__Supplied data__:
########################################

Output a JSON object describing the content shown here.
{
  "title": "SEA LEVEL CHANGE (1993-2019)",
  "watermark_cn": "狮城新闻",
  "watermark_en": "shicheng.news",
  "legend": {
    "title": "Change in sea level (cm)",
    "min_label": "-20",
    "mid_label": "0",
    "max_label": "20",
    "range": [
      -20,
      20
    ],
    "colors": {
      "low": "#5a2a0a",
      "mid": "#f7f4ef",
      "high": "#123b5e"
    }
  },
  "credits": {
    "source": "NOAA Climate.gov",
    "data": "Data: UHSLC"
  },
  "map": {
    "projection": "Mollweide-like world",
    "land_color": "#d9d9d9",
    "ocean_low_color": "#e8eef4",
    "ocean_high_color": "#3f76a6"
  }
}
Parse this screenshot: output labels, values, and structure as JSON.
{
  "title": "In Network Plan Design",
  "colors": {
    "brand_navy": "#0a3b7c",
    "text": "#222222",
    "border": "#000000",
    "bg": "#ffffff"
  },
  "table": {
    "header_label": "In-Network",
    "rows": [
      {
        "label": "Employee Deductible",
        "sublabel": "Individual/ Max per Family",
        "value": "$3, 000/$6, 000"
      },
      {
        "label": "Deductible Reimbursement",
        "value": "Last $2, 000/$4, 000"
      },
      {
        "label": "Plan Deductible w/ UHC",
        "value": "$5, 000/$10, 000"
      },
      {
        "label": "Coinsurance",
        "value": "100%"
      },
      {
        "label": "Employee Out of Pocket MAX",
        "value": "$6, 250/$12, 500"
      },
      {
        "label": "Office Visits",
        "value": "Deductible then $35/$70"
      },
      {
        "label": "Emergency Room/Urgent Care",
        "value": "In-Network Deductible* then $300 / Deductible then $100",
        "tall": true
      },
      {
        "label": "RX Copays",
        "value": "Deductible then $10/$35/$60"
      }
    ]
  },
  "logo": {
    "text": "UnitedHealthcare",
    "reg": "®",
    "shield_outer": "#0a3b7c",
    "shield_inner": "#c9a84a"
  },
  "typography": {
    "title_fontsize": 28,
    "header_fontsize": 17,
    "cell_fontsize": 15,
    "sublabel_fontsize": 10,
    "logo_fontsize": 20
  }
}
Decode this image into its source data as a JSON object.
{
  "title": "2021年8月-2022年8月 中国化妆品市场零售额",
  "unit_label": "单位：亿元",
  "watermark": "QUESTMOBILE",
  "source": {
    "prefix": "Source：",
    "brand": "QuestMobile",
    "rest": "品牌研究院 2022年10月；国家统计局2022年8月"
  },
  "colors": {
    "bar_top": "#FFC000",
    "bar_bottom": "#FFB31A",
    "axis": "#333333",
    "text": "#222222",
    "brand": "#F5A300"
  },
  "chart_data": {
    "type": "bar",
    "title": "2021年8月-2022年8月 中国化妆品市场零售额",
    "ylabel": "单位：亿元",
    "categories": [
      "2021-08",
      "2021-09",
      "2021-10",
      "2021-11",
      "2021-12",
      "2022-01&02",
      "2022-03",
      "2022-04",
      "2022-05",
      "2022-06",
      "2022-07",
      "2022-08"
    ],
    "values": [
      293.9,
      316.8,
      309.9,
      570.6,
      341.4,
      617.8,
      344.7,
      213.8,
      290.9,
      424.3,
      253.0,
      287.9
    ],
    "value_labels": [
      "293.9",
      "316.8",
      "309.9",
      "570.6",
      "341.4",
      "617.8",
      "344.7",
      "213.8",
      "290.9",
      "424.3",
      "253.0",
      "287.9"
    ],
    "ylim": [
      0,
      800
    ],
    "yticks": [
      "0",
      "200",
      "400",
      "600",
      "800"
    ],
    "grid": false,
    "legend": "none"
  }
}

########################################

Type out the full listing again, exactly as given.

Output a JSON object describing the content shown here.
{
  "title": "SEA LEVEL CHANGE (1993-2019)",
  "watermark_cn": "狮城新闻",
  "watermark_en": "shicheng.news",
  "legend": {
    "title": "Change in sea level (cm)",
    "min_label": "-20",
    "mid_label": "0",
    "max_label": "20",
    "range": [
      -20,
      20
    ],
    "colors": {
      "low": "#5a2a0a",
      "mid": "#f7f4ef",
      "high": "#123b5e"
    }
  },
  "credits": {
    "source": "NOAA Climate.gov",
    "data": "Data: UHSLC"
  },
  "map": {
    "projection": "Mollweide-like world",
    "land_color": "#d9d9d9",
    "ocean_low_color": "#e8eef4",
    "ocean_high_color": "#3f76a6"
  }
}
Parse this screenshot: output labels, values, and structure as JSON.
{
  "title": "In Network Plan Design",
  "colors": {
    "brand_navy": "#0a3b7c",
    "text": "#222222",
    "border": "#000000",
    "bg": "#ffffff"
  },
  "table": {
    "header_label": "In-Network",
    "rows": [
      {
        "label": "Employee Deductible",
        "sublabel": "Individual/ Max per Family",
        "value": "$3, 000/$6, 000"
      },
      {
        "label": "Deductible Reimbursement",
        "value": "Last $2, 000/$4, 000"
      },
      {
        "label": "Plan Deductible w/ UHC",
        "value": "$5, 000/$10, 000"
      },
      {
        "label": "Coinsurance",
        "value": "100%"
      },
      {
        "label": "Employee Out of Pocket MAX",
        "value": "$6, 250/$12, 500"
      },
      {
        "label": "Office Visits",
        "value": "Deductible then $35/$70"
      },
      {
        "label": "Emergency Room/Urgent Care",
        "value": "In-Network Deductible* then $300 / Deductible then $100",
        "tall": true
      },
      {
        "label": "RX Copays",
        "value": "Deductible then $10/$35/$60"
      }
    ]
  },
  "logo": {
    "text": "UnitedHealthcare",
    "reg": "®",
    "shield_outer": "#0a3b7c",
    "shield_inner": "#c9a84a"
  },
  "typography": {
    "title_fontsize": 28,
    "header_fontsize": 17,
    "cell_fontsize": 15,
    "sublabel_fontsize": 10,
    "logo_fontsize": 20
  }
}
Decode this image into its source data as a JSON object.
{
  "title": "2021年8月-2022年8月 中国化妆品市场零售额",
  "unit_label": "单位：亿元",
  "watermark": "QUESTMOBILE",
  "source": {
    "prefix": "Source：",
    "brand": "QuestMobile",
    "rest": "品牌研究院 2022年10月；国家统计局2022年8月"
  },
  "colors": {
    "bar_top": "#FFC000",
    "bar_bottom": "#FFB31A",
    "axis": "#333333",
    "text": "#222222",
    "brand": "#F5A300"
  },
  "chart_data": {
    "type": "bar",
    "title": "2021年8月-2022年8月 中国化妆品市场零售额",
    "ylabel": "单位：亿元",
    "categories": [
      "2021-08",
      "2021-09",
      "2021-10",
      "2021-11",
      "2021-12",
      "2022-01&02",
      "2022-03",
      "2022-04",
      "2022-05",
      "2022-06",
      "2022-07",
      "2022-08"
    ],
    "values": [
      293.9,
      316.8,
      309.9,
      570.6,
      341.4,
      617.8,
      344.7,
      213.8,
      290.9,
      424.3,
      253.0,
      287.9
    ],
    "value_labels": [
      "293.9",
      "316.8",
      "309.9",
      "570.6",
      "341.4",
      "617.8",
      "344.7",
      "213.8",
      "290.9",
      "424.3",
      "253.0",
      "287.9"
    ],
    "ylim": [
      0,
      800
    ],
    "yticks": [
      "0",
      "200",
      "400",
      "600",
      "800"
    ],
    "grid": false,
    "legend": "none"
  }
}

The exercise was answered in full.